REQUIREMENTS: Please count the lines in the listing below where the word "when" appears. Give the number only.

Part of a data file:
####################

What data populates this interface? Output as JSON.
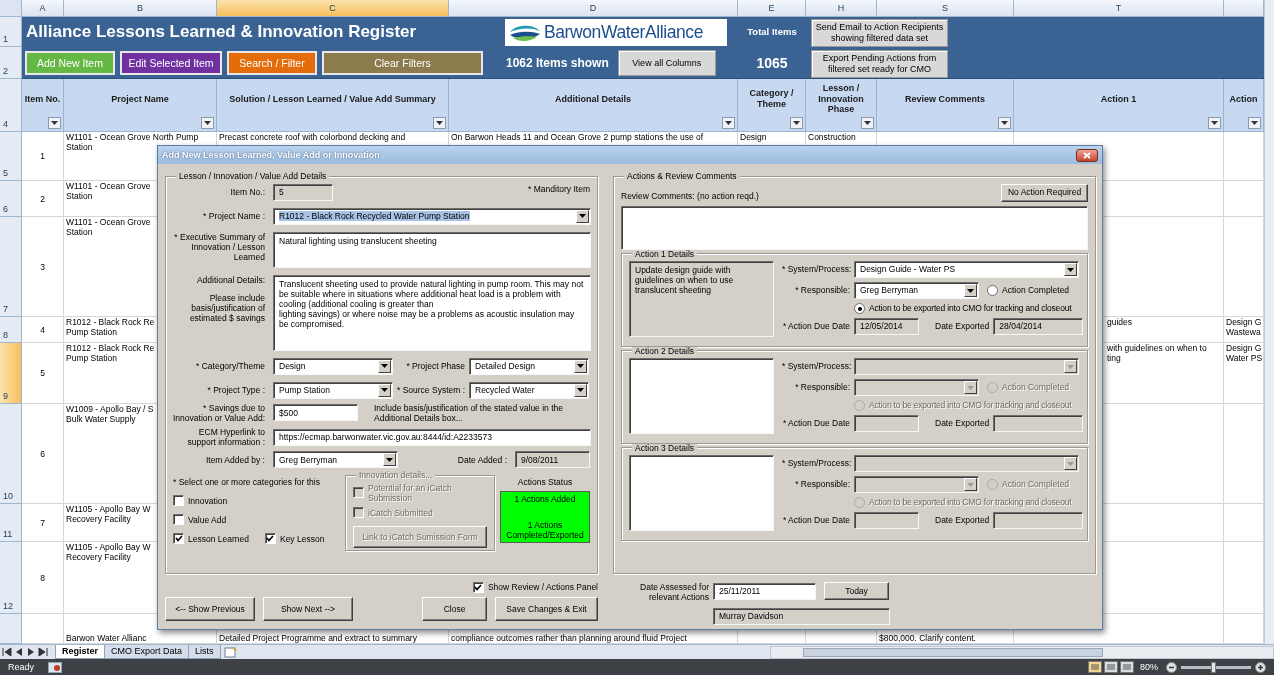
{
  "sheet": {
    "title": "Alliance Lessons Learned & Innovation Register",
    "columns": [
      {
        "letter": "A",
        "selected": false
      },
      {
        "letter": "B",
        "selected": false
      },
      {
        "letter": "C",
        "selected": true
      },
      {
        "letter": "D",
        "selected": false
      },
      {
        "letter": "E",
        "selected": false
      },
      {
        "letter": "H",
        "selected": false
      },
      {
        "letter": "S",
        "selected": false
      },
      {
        "letter": "T",
        "selected": false
      },
      {
        "selected": false
      }
    ],
    "toolbar_buttons": [
      {
        "label": "Add New Item",
        "color": "#66b845"
      },
      {
        "label": "Edit Selected Item",
        "color": "#7030a0"
      },
      {
        "label": "Search / Filter",
        "color": "#e46c0a"
      },
      {
        "label": "Clear Filters",
        "color": "#8c7b4c"
      }
    ],
    "logo": "BarwonWaterAlliance",
    "items_shown": "1062 Items shown",
    "view_button": "View all Columns",
    "total_label": "Total Items",
    "total_value": "1065",
    "side_buttons": [
      "Send Email to Action Recipients showing filtered data set",
      "Export Pending Actions from filtered set ready for CMO"
    ],
    "header_rows": [
      "1",
      "2",
      "4"
    ],
    "headers": [
      "Item No.",
      "Project Name",
      "Solution / Lesson Learned / Value Add Summary",
      "Additional Details",
      "Category / Theme",
      "Lesson / Innovation Phase",
      "Review Comments",
      "Action 1",
      "Action"
    ],
    "rows": [
      {
        "label": "5",
        "selected": false,
        "cells": {
          "A": [
            "1"
          ],
          "B": [
            "W1101 - Ocean Grove North Pump",
            "Station"
          ],
          "C": [
            "Precast concrete roof with colorbond decking and"
          ],
          "D": [
            "On Barwon Heads 11 and Ocean Grove 2 pump stations the use of"
          ],
          "E": [
            "Design"
          ],
          "H": [
            "Construction"
          ]
        }
      },
      {
        "label": "6",
        "selected": false,
        "cells": {
          "A": [
            "2"
          ],
          "B": [
            "W1101 - Ocean Grove",
            "Station"
          ]
        }
      },
      {
        "label": "7",
        "selected": false,
        "cells": {
          "A": [
            "3"
          ],
          "B": [
            "W1101 - Ocean Grove",
            "Station"
          ]
        }
      },
      {
        "label": "8",
        "selected": false,
        "cells": {
          "A": [
            "4"
          ],
          "B": [
            "R1012 - Black Rock Re",
            "Pump Station"
          ],
          "T": [
            "guides"
          ],
          "column_9": [
            "Design G",
            "Wastewa"
          ]
        }
      },
      {
        "label": "9",
        "selected": true,
        "cells": {
          "A": [
            "5"
          ],
          "B": [
            "R1012 - Black Rock Re",
            "Pump Station"
          ],
          "T": [
            "with guidelines on when to",
            "ting"
          ],
          "column_9": [
            "Design G",
            "Water PS"
          ]
        }
      },
      {
        "label": "10",
        "selected": false,
        "cells": {
          "A": [
            "6"
          ],
          "B": [
            "W1009 - Apollo Bay / S",
            "Bulk Water Supply"
          ]
        }
      },
      {
        "label": "11",
        "selected": false,
        "cells": {
          "A": [
            "7"
          ],
          "B": [
            "W1105 - Apollo Bay W",
            "Recovery Facility"
          ]
        }
      },
      {
        "label": "12",
        "selected": false,
        "cells": {
          "A": [
            "8"
          ],
          "B": [
            "W1105 - Apollo Bay W",
            "Recovery Facility"
          ]
        }
      },
      {
        "selected": false,
        "cells": {
          "B": [
            "Barwon Water Allianc"
          ],
          "C": [
            "Detailed Project Programme and extract to summary"
          ],
          "D": [
            "compliance outcomes rather than planning around fluid Project"
          ],
          "S": [
            "$800,000. Clarify content."
          ]
        }
      }
    ]
  },
  "dialog": {
    "title": "Add New Lesson Learned, Value Add or Innovation",
    "details": {
      "legend": "Lesson / Innovation / Value Add Details",
      "mandatory_note": "* Manditory Item",
      "item_no": {
        "label": "Item No.:",
        "value": "5"
      },
      "project_name": {
        "label": "* Project Name :",
        "value": "R1012 - Black Rock Recycled Water Pump Station",
        "text_selected": true
      },
      "summary": {
        "label": "* Executive Summary of Innovation / Lesson Learned",
        "value": "Natural lighting using translucent sheeting"
      },
      "additional": {
        "label": "Additional Details:",
        "hint": "Please include basis/justification of estimated $ savings",
        "value": "Translucent sheeting used to provide natural lighting in pump room. This may not be suitable where in situations where additional heat load is a problem with cooling (additional cooling is greater than\nlighting savings) or where noise may be a problems as acoustic insulation may be compromised."
      },
      "category": {
        "label": "* Category/Theme",
        "value": "Design"
      },
      "phase": {
        "label": "* Project Phase",
        "value": "Detailed Design"
      },
      "project_type": {
        "label": "* Project Type :",
        "value": "Pump Station"
      },
      "source_system": {
        "label": "* Source System :",
        "value": "Recycled Water"
      },
      "savings": {
        "label": "* Savings due to Innovation or Value Add:",
        "value": "$500",
        "note": "Include basis/justification of the stated value in the Additional Details box..."
      },
      "ecm_link": {
        "label": "ECM Hyperlink to support information :",
        "value": "https://ecmap.barwonwater.vic.gov.au:8444/id:A2233573"
      },
      "added_by": {
        "label": "Item Added by :",
        "value": "Greg Berryman"
      },
      "date_added": {
        "label": "Date Added :",
        "value": "9/08/2011"
      },
      "categories_prompt": "* Select one or more categories for this",
      "categories": [
        {
          "label": "Innovation",
          "checked": false
        },
        {
          "label": "Value Add",
          "checked": false
        },
        {
          "label": "Lesson Learned",
          "checked": true
        },
        {
          "label": "Key Lesson",
          "checked": true
        }
      ],
      "innovation": {
        "legend": "Innovation details...",
        "disabled": true,
        "checks": [
          {
            "label": "Potential for an iCatch Submission",
            "checked": false
          },
          {
            "label": "iCatch Submitted",
            "checked": false
          }
        ],
        "button": "Link to iCatch Sumission Form"
      },
      "status": {
        "label": "Actions Status",
        "color": "#00ff00",
        "lines": [
          "1 Actions Added",
          "1 Actions Completed/Exported"
        ]
      }
    },
    "actions_panel": {
      "legend": "Actions & Review Comments",
      "review_label": "Review Comments: (no action reqd.)",
      "no_action_button": "No Action Required",
      "actions": [
        {
          "legend": "Action 1 Details",
          "disabled": false,
          "locked": true,
          "description": "Update design guide with guidelines on when to use translucent sheeting",
          "system_label": "* System/Process:",
          "system": "Design Guide - Water PS",
          "responsible_label": "* Responsible:",
          "responsible": "Greg Berryman",
          "completed": {
            "label": "Action Completed",
            "selected": false
          },
          "export": {
            "label": "Action to be exported into CMO for tracking and closeout",
            "selected": true
          },
          "due_label": "* Action Due Date",
          "due": "12/05/2014",
          "exported_label": "Date Exported",
          "exported": "28/04/2014"
        },
        {
          "legend": "Action 2 Details",
          "disabled": true,
          "locked": false,
          "system_label": "* System/Process:",
          "responsible_label": "* Responsible:",
          "completed": {
            "label": "Action Completed",
            "selected": false
          },
          "export": {
            "label": "Action to be exported into CMO for tracking and closeout",
            "selected": false
          },
          "due_label": "* Action Due Date",
          "exported_label": "Date Exported"
        },
        {
          "legend": "Action 3 Details",
          "disabled": true,
          "locked": false,
          "system_label": "* System/Process:",
          "responsible_label": "* Responsible:",
          "completed": {
            "label": "Action Completed",
            "selected": false
          },
          "export": {
            "label": "Action to be exported into CMO for tracking and closeout",
            "selected": false
          },
          "due_label": "* Action Due Date",
          "exported_label": "Date Exported"
        }
      ],
      "assessed_label": "Date Assessed for relevant Actions",
      "assessed": "25/11/2011",
      "today_button": "Today",
      "assessor": "Murray Davidson"
    },
    "show_panel": {
      "label": "Show Review / Actions Panel",
      "checked": true
    },
    "buttons": [
      "<-- Show Previous",
      "Show Next -->",
      "Close",
      "Save Changes & Exit"
    ]
  },
  "sheet_tabs": [
    {
      "label": "Register",
      "selected": true
    },
    {
      "label": "CMO Export Data",
      "selected": false
    },
    {
      "label": "Lists",
      "selected": false
    }
  ],
  "status_bar": {
    "text": "Ready",
    "zoom": {
      "reading": "80%",
      "level": 0.45
    }
  }
}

####################

COMPLETE OUTPUT: 2